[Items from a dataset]
## begin
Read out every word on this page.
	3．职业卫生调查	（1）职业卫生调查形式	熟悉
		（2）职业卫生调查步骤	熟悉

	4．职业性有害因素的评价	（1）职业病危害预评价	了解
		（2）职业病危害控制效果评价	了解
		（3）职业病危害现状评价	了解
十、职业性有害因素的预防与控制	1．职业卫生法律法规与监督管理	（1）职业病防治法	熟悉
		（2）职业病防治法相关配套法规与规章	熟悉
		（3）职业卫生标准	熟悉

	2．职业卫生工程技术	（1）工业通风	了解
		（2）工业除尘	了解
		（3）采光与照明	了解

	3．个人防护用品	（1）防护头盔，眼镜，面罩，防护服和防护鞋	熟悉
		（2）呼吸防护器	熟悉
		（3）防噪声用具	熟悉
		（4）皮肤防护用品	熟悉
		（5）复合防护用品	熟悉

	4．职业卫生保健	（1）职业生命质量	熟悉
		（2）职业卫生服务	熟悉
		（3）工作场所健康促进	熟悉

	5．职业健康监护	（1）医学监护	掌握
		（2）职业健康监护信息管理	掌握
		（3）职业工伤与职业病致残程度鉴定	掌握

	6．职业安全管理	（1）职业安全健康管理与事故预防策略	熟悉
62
## end
• SET EXERCISE:
Above are the records; copy all of them exactly.

• SOLUTION FOR THIS PROBLEM:
Read out every word on this page.
	3．职业卫生调查	（1）职业卫生调查形式	熟悉
		（2）职业卫生调查步骤	熟悉

	4．职业性有害因素的评价	（1）职业病危害预评价	了解
		（2）职业病危害控制效果评价	了解
		（3）职业病危害现状评价	了解
十、职业性有害因素的预防与控制	1．职业卫生法律法规与监督管理	（1）职业病防治法	熟悉
		（2）职业病防治法相关配套法规与规章	熟悉
		（3）职业卫生标准	熟悉

	2．职业卫生工程技术	（1）工业通风	了解
		（2）工业除尘	了解
		（3）采光与照明	了解

	3．个人防护用品	（1）防护头盔，眼镜，面罩，防护服和防护鞋	熟悉
		（2）呼吸防护器	熟悉
		（3）防噪声用具	熟悉
		（4）皮肤防护用品	熟悉
		（5）复合防护用品	熟悉

	4．职业卫生保健	（1）职业生命质量	熟悉
		（2）职业卫生服务	熟悉
		（3）工作场所健康促进	熟悉

	5．职业健康监护	（1）医学监护	掌握
		（2）职业健康监护信息管理	掌握
		（3）职业工伤与职业病致残程度鉴定	掌握

	6．职业安全管理	（1）职业安全健康管理与事故预防策略	熟悉
62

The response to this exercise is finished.